Can you update the items below, replacing every "flow-arrow" with "connector-arrow" and leaving everything else unchanged?

Dataset entries
════
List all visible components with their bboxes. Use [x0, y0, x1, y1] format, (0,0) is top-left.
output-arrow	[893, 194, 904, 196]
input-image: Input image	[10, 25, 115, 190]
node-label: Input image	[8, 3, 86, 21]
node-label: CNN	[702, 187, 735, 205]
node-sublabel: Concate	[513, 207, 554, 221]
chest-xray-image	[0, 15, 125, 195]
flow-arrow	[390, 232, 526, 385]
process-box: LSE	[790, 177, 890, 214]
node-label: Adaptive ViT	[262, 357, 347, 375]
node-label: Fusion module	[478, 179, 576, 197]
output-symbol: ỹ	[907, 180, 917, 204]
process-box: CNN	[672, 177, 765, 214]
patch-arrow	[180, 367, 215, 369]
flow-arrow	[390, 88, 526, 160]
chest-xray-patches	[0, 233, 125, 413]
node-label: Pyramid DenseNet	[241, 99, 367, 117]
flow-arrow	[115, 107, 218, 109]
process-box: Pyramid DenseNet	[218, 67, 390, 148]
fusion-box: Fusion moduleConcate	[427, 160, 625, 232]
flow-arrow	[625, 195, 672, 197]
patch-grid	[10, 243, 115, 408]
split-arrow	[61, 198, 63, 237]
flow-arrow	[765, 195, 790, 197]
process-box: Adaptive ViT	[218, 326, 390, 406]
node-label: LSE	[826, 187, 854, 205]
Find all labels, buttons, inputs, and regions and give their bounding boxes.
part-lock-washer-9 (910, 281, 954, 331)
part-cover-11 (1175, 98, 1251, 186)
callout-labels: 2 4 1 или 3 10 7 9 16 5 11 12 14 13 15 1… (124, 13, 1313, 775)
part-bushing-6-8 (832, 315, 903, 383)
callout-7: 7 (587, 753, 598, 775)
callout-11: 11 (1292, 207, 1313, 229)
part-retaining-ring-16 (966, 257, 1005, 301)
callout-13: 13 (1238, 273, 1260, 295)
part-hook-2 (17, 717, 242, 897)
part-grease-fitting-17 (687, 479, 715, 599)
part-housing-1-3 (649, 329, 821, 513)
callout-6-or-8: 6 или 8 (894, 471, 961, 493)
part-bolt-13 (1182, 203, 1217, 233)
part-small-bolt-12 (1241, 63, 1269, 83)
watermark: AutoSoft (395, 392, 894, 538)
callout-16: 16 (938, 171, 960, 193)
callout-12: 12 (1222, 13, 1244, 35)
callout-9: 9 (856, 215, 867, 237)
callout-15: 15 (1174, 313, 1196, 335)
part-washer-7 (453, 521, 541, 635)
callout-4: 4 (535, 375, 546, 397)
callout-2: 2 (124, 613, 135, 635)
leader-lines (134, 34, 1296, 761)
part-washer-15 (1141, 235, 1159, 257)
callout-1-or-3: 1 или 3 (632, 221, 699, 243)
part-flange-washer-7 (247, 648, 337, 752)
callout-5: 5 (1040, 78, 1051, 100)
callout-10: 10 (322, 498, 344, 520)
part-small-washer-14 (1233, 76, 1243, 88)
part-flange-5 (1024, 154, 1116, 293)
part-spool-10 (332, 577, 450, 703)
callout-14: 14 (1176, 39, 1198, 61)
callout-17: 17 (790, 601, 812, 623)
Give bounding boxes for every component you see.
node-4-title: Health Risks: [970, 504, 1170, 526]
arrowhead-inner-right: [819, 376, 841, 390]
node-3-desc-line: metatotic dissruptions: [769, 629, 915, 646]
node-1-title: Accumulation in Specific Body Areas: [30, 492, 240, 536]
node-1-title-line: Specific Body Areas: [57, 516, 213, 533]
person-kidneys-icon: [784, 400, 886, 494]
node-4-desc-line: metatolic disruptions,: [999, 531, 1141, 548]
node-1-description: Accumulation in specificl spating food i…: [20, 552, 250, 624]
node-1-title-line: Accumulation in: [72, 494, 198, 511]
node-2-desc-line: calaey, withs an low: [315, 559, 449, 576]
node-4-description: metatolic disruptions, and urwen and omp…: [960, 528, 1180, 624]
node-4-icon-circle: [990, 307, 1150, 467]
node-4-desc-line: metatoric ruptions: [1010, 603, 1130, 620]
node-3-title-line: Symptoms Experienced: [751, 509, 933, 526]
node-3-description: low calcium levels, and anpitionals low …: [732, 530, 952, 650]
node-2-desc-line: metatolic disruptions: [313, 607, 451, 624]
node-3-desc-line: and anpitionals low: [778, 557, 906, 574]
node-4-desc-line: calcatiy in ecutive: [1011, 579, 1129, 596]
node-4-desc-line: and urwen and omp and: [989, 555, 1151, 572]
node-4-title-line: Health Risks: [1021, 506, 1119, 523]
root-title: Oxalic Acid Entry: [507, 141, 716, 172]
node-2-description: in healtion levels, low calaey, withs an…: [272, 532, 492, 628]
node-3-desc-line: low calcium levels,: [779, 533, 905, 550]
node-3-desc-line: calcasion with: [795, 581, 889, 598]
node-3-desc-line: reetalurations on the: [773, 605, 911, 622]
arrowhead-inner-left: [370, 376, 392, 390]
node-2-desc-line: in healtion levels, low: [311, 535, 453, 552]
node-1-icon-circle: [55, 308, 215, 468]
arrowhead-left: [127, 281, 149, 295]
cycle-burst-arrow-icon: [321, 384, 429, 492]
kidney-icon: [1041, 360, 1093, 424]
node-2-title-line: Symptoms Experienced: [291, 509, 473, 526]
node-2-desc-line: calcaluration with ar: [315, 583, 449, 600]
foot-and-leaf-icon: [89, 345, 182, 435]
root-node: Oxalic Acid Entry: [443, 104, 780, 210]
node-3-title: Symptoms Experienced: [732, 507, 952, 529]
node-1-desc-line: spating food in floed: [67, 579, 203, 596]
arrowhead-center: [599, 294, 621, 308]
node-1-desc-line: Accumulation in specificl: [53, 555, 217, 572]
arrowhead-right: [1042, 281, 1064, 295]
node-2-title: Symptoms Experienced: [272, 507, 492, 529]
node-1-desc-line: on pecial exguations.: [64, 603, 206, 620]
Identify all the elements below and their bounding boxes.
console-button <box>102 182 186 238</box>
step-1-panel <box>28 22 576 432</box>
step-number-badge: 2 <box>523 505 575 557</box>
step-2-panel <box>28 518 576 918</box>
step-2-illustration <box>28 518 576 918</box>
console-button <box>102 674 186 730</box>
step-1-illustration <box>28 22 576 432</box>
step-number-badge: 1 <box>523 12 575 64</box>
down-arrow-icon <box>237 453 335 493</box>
════
■ Response below:
List all visible components with their bboxes. Use [x0, y0, x1, y1] format, (0,0) is top-left.
output-arrow	[893, 194, 904, 196]
input-image: Input image	[10, 25, 115, 190]
node-label: Input image	[8, 3, 86, 21]
node-label: CNN	[702, 187, 735, 205]
node-sublabel: Concate	[513, 207, 554, 221]
chest-xray-image	[0, 15, 125, 195]
connector-arrow	[390, 232, 526, 385]
process-box: LSE	[790, 177, 890, 214]
node-label: Adaptive ViT	[262, 357, 347, 375]
node-label: Fusion module	[478, 179, 576, 197]
output-symbol: ỹ	[907, 180, 917, 204]
process-box: CNN	[672, 177, 765, 214]
patch-arrow	[180, 367, 215, 369]
connector-arrow	[390, 88, 526, 160]
chest-xray-patches	[0, 233, 125, 413]
node-label: Pyramid DenseNet	[241, 99, 367, 117]
connector-arrow	[115, 107, 218, 109]
process-box: Pyramid DenseNet	[218, 67, 390, 148]
fusion-box: Fusion moduleConcate	[427, 160, 625, 232]
connector-arrow	[625, 195, 672, 197]
patch-grid	[10, 243, 115, 408]
split-arrow	[61, 198, 63, 237]
connector-arrow	[765, 195, 790, 197]
process-box: Adaptive ViT	[218, 326, 390, 406]
node-label: LSE	[826, 187, 854, 205]
Find all labels, buttons, inputs, and regions and give their bounding boxes.
part-lock-washer-9 (910, 281, 954, 331)
part-cover-11 (1175, 98, 1251, 186)
callout-labels: 2 4 1 или 3 10 7 9 16 5 11 12 14 13 15 1… (124, 13, 1313, 775)
part-bushing-6-8 (832, 315, 903, 383)
callout-7: 7 (587, 753, 598, 775)
callout-11: 11 (1292, 207, 1313, 229)
part-retaining-ring-16 (966, 257, 1005, 301)
callout-13: 13 (1238, 273, 1260, 295)
part-hook-2 (17, 717, 242, 897)
part-grease-fitting-17 (687, 479, 715, 599)
part-housing-1-3 (649, 329, 821, 513)
callout-6-or-8: 6 или 8 (894, 471, 961, 493)
part-bolt-13 (1182, 203, 1217, 233)
part-small-bolt-12 (1241, 63, 1269, 83)
watermark: AutoSoft (395, 392, 894, 538)
callout-16: 16 (938, 171, 960, 193)
callout-12: 12 (1222, 13, 1244, 35)
callout-9: 9 (856, 215, 867, 237)
callout-15: 15 (1174, 313, 1196, 335)
part-washer-7 (453, 521, 541, 635)
callout-4: 4 (535, 375, 546, 397)
callout-2: 2 (124, 613, 135, 635)
leader-lines (134, 34, 1296, 761)
part-washer-15 (1141, 235, 1159, 257)
callout-1-or-3: 1 или 3 (632, 221, 699, 243)
part-flange-washer-7 (247, 648, 337, 752)
callout-5: 5 (1040, 78, 1051, 100)
callout-10: 10 (322, 498, 344, 520)
part-small-washer-14 (1233, 76, 1243, 88)
part-flange-5 (1024, 154, 1116, 293)
part-spool-10 (332, 577, 450, 703)
callout-14: 14 (1176, 39, 1198, 61)
callout-17: 17 (790, 601, 812, 623)
Give bounding boxes for every component you see.
node-4-title: Health Risks: [970, 504, 1170, 526]
arrowhead-inner-right: [819, 376, 841, 390]
node-3-desc-line: metatotic dissruptions: [769, 629, 915, 646]
node-1-title: Accumulation in Specific Body Areas: [30, 492, 240, 536]
node-1-title-line: Specific Body Areas: [57, 516, 213, 533]
person-kidneys-icon: [784, 400, 886, 494]
node-4-desc-line: metatolic disruptions,: [999, 531, 1141, 548]
node-1-description: Accumulation in specificl spating food i…: [20, 552, 250, 624]
node-1-title-line: Accumulation in: [72, 494, 198, 511]
node-2-desc-line: calaey, withs an low: [315, 559, 449, 576]
node-4-description: metatolic disruptions, and urwen and omp…: [960, 528, 1180, 624]
node-4-icon-circle: [990, 307, 1150, 467]
node-4-desc-line: metatoric ruptions: [1010, 603, 1130, 620]
node-3-title-line: Symptoms Experienced: [751, 509, 933, 526]
node-3-description: low calcium levels, and anpitionals low …: [732, 530, 952, 650]
node-2-desc-line: metatolic disruptions: [313, 607, 451, 624]
node-3-desc-line: and anpitionals low: [778, 557, 906, 574]
node-4-desc-line: calcatiy in ecutive: [1011, 579, 1129, 596]
node-4-desc-line: and urwen and omp and: [989, 555, 1151, 572]
node-4-title-line: Health Risks: [1021, 506, 1119, 523]
root-title: Oxalic Acid Entry: [507, 141, 716, 172]
node-2-description: in healtion levels, low calaey, withs an…: [272, 532, 492, 628]
node-3-desc-line: low calcium levels,: [779, 533, 905, 550]
node-3-desc-line: calcasion with: [795, 581, 889, 598]
node-3-desc-line: reetalurations on the: [773, 605, 911, 622]
arrowhead-inner-left: [370, 376, 392, 390]
node-2-desc-line: in healtion levels, low: [311, 535, 453, 552]
node-1-icon-circle: [55, 308, 215, 468]
arrowhead-left: [127, 281, 149, 295]
cycle-burst-arrow-icon: [321, 384, 429, 492]
kidney-icon: [1041, 360, 1093, 424]
node-2-title-line: Symptoms Experienced: [291, 509, 473, 526]
node-2-desc-line: calcaluration with ar: [315, 583, 449, 600]
foot-and-leaf-icon: [89, 345, 182, 435]
root-node: Oxalic Acid Entry: [443, 104, 780, 210]
node-3-title: Symptoms Experienced: [732, 507, 952, 529]
node-1-desc-line: spating food in floed: [67, 579, 203, 596]
arrowhead-center: [599, 294, 621, 308]
node-1-desc-line: Accumulation in specificl: [53, 555, 217, 572]
arrowhead-right: [1042, 281, 1064, 295]
node-2-title: Symptoms Experienced: [272, 507, 492, 529]
node-1-desc-line: on pecial exguations.: [64, 603, 206, 620]
Identify all the elements below and their bounding boxes.
console-button <box>102 182 186 238</box>
step-1-panel <box>28 22 576 432</box>
step-number-badge: 2 <box>523 505 575 557</box>
step-2-panel <box>28 518 576 918</box>
step-2-illustration <box>28 518 576 918</box>
console-button <box>102 674 186 730</box>
step-1-illustration <box>28 22 576 432</box>
step-number-badge: 1 <box>523 12 575 64</box>
down-arrow-icon <box>237 453 335 493</box>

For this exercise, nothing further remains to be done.